Set task
Every line with the string "those" should be gathered.
[Supplied data start]
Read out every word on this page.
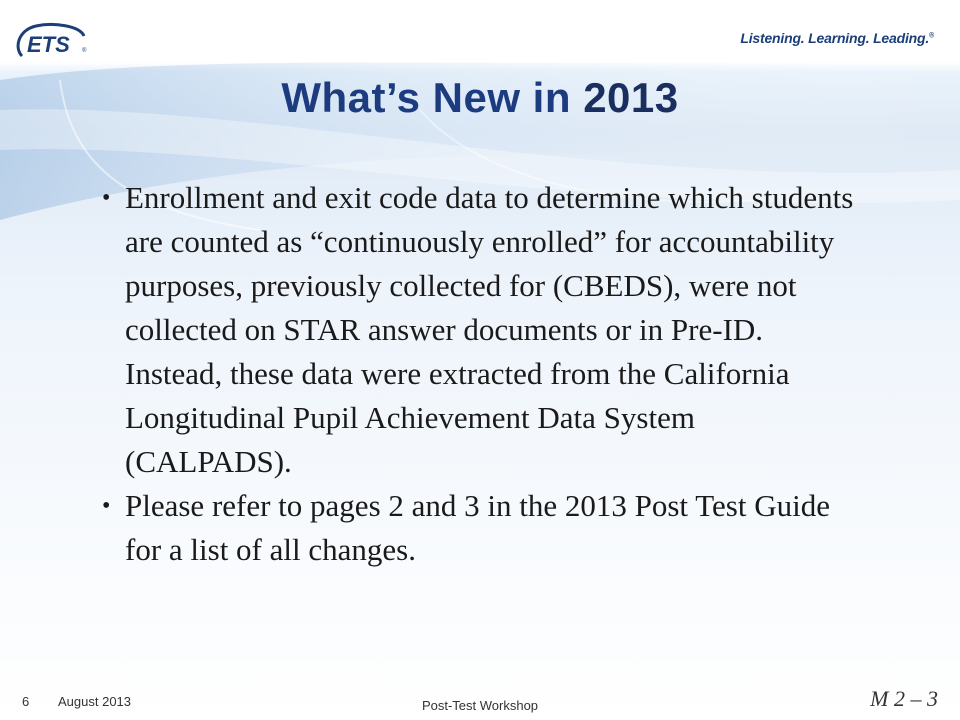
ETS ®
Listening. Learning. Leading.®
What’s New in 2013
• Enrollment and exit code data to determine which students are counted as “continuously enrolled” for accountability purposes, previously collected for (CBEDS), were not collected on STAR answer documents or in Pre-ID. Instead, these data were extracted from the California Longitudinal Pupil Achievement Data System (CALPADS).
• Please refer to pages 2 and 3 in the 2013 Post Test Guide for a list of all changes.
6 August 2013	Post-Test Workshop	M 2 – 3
[Supplied data end]
[Supplied data start]
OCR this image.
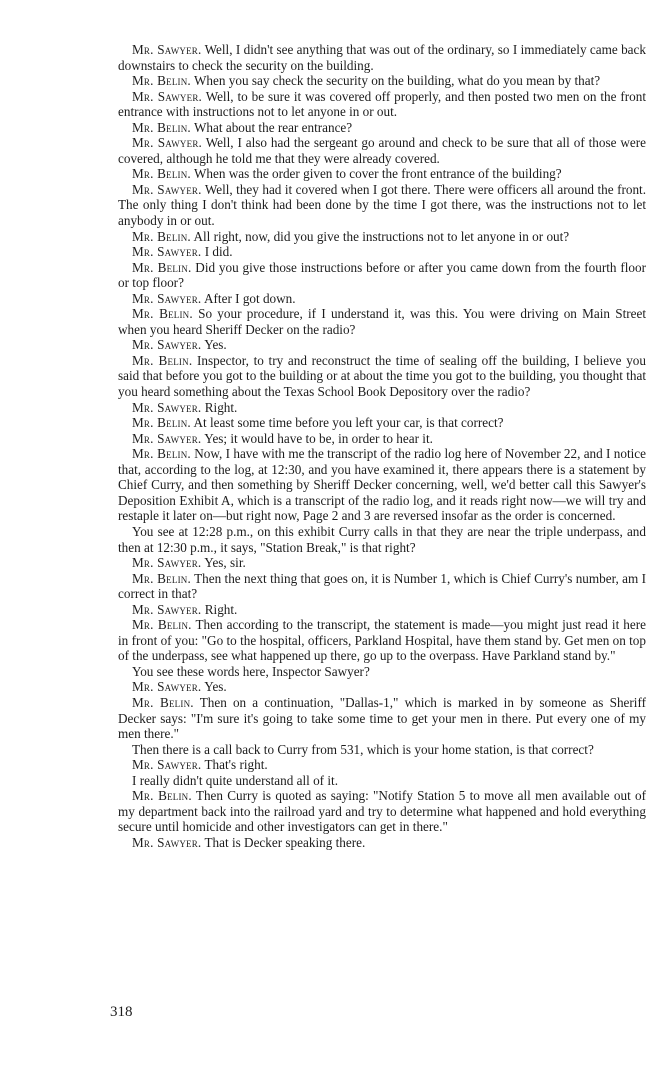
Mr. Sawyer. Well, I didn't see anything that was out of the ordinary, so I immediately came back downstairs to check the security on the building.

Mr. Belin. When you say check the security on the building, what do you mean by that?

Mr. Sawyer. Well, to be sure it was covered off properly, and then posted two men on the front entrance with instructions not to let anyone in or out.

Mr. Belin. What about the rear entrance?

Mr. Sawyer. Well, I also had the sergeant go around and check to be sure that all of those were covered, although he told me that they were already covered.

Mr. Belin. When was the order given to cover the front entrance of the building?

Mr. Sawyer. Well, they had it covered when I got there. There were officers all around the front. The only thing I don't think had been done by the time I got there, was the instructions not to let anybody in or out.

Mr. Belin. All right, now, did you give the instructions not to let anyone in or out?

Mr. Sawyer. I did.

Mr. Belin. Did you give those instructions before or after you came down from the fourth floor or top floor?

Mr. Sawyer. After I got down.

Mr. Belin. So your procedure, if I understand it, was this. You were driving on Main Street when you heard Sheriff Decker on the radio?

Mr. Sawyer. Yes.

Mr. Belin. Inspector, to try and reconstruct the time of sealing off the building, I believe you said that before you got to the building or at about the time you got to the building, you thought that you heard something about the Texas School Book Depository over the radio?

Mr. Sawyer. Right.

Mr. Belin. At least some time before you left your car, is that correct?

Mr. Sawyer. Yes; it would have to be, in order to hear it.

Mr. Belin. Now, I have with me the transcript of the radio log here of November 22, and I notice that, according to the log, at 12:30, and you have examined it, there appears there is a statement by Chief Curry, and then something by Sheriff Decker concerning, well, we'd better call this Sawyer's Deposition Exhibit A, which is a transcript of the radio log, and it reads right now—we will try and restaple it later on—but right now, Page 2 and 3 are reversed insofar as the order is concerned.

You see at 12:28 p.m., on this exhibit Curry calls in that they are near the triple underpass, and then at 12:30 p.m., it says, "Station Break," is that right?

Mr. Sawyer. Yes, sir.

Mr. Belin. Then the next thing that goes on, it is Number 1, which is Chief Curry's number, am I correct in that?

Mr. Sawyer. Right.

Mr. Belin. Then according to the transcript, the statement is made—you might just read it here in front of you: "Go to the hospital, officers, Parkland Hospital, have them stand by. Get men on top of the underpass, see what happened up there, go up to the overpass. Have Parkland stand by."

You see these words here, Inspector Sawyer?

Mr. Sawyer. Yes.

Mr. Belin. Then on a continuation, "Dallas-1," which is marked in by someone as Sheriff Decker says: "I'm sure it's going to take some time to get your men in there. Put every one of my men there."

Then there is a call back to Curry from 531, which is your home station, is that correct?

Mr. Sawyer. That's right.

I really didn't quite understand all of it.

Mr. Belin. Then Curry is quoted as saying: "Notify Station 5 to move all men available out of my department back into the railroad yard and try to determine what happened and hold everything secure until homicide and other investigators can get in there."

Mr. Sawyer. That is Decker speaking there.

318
[Supplied data end]
[Supplied data start]
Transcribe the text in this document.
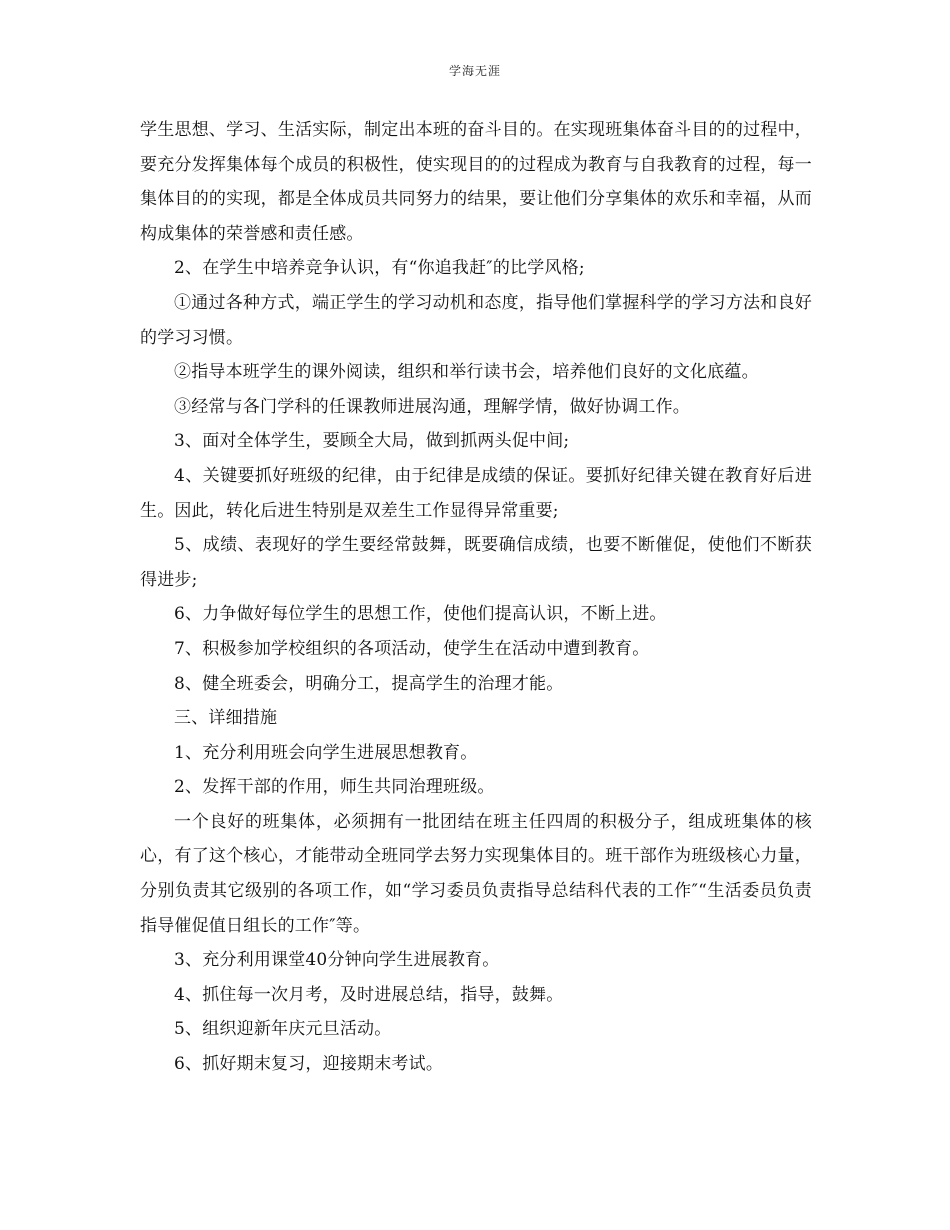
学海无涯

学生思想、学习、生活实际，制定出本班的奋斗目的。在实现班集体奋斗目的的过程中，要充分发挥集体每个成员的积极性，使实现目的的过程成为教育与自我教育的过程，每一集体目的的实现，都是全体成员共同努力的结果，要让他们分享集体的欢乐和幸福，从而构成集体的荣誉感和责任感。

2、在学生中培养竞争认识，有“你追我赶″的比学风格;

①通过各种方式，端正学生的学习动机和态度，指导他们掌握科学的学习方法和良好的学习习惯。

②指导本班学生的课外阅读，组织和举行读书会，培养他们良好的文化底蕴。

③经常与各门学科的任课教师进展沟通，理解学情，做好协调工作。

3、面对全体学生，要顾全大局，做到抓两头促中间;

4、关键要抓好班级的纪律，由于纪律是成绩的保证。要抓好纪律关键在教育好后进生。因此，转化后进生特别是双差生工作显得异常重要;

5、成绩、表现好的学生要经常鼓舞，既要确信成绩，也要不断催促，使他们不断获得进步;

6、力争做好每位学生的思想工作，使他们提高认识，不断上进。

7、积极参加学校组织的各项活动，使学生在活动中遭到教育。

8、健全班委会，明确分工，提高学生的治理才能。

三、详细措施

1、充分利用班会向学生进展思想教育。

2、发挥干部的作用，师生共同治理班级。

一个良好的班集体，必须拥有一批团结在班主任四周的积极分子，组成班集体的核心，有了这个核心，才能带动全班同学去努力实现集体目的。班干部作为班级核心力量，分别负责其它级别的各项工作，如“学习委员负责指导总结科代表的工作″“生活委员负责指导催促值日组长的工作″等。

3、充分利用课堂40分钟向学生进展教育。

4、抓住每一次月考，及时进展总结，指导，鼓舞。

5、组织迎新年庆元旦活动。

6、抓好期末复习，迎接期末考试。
[Supplied data end]
Response
Mr. Sawyer. Well, I also had the sergeant go around and check to be sure that all of those were covered, although he told me that they were already covered.
Mr. Belin. Did you give those instructions before or after you came down from the fourth floor or top floor?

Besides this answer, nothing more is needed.